▶ _WORK TO COMPLETE_
Below are some records; reproduce every one of them exactly.

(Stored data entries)
***

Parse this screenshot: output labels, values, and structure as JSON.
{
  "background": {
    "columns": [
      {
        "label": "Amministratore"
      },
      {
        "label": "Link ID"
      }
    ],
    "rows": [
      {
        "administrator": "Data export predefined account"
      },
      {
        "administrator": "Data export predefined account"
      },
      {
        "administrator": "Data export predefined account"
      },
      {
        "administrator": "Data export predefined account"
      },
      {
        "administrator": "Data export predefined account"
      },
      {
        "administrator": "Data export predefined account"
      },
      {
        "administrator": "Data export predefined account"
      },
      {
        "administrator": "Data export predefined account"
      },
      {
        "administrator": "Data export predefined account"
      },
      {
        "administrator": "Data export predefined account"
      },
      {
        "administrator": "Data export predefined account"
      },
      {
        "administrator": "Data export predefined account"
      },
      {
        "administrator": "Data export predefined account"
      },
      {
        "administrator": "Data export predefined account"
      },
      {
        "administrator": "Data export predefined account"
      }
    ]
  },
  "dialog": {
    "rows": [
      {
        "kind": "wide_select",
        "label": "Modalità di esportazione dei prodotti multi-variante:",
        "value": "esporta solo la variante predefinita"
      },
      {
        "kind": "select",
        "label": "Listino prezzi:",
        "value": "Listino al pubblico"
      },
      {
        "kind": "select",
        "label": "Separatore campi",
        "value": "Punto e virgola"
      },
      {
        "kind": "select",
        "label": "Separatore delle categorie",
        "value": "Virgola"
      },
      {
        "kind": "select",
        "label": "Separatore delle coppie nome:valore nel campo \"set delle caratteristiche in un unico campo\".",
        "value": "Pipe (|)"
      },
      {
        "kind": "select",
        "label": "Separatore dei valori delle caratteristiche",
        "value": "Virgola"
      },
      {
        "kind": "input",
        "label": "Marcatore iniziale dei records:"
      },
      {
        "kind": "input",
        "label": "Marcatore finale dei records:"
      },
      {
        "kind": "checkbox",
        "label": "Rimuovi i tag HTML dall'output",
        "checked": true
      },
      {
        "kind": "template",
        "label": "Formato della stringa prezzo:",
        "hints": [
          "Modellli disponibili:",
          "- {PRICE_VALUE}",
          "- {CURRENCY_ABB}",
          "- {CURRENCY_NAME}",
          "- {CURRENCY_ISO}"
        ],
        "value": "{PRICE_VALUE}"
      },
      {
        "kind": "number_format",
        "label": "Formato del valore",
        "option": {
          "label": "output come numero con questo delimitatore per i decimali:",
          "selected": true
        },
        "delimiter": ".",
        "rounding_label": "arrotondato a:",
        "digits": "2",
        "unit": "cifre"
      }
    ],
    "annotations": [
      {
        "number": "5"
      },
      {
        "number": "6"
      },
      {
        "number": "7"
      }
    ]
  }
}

***

▶ _SOLUTION_
Parse this screenshot: output labels, values, and structure as JSON.
{
  "background": {
    "columns": [
      {
        "label": "Amministratore"
      },
      {
        "label": "Link ID"
      }
    ],
    "rows": [
      {
        "administrator": "Data export predefined account"
      },
      {
        "administrator": "Data export predefined account"
      },
      {
        "administrator": "Data export predefined account"
      },
      {
        "administrator": "Data export predefined account"
      },
      {
        "administrator": "Data export predefined account"
      },
      {
        "administrator": "Data export predefined account"
      },
      {
        "administrator": "Data export predefined account"
      },
      {
        "administrator": "Data export predefined account"
      },
      {
        "administrator": "Data export predefined account"
      },
      {
        "administrator": "Data export predefined account"
      },
      {
        "administrator": "Data export predefined account"
      },
      {
        "administrator": "Data export predefined account"
      },
      {
        "administrator": "Data export predefined account"
      },
      {
        "administrator": "Data export predefined account"
      },
      {
        "administrator": "Data export predefined account"
      }
    ]
  },
  "dialog": {
    "rows": [
      {
        "kind": "wide_select",
        "label": "Modalità di esportazione dei prodotti multi-variante:",
        "value": "esporta solo la variante predefinita"
      },
      {
        "kind": "select",
        "label": "Listino prezzi:",
        "value": "Listino al pubblico"
      },
      {
        "kind": "select",
        "label": "Separatore campi",
        "value": "Punto e virgola"
      },
      {
        "kind": "select",
        "label": "Separatore delle categorie",
        "value": "Virgola"
      },
      {
        "kind": "select",
        "label": "Separatore delle coppie nome:valore nel campo \"set delle caratteristiche in un unico campo\".",
        "value": "Pipe (|)"
      },
      {
        "kind": "select",
        "label": "Separatore dei valori delle caratteristiche",
        "value": "Virgola"
      },
      {
        "kind": "input",
        "label": "Marcatore iniziale dei records:"
      },
      {
        "kind": "input",
        "label": "Marcatore finale dei records:"
      },
      {
        "kind": "checkbox",
        "label": "Rimuovi i tag HTML dall'output",
        "checked": true
      },
      {
        "kind": "template",
        "label": "Formato della stringa prezzo:",
        "hints": [
          "Modellli disponibili:",
          "- {PRICE_VALUE}",
          "- {CURRENCY_ABB}",
          "- {CURRENCY_NAME}",
          "- {CURRENCY_ISO}"
        ],
        "value": "{PRICE_VALUE}"
      },
      {
        "kind": "number_format",
        "label": "Formato del valore",
        "option": {
          "label": "output come numero con questo delimitatore per i decimali:",
          "selected": true
        },
        "delimiter": ".",
        "rounding_label": "arrotondato a:",
        "digits": "2",
        "unit": "cifre"
      }
    ],
    "annotations": [
      {
        "number": "5"
      },
      {
        "number": "6"
      },
      {
        "number": "7"
      }
    ]
  }
}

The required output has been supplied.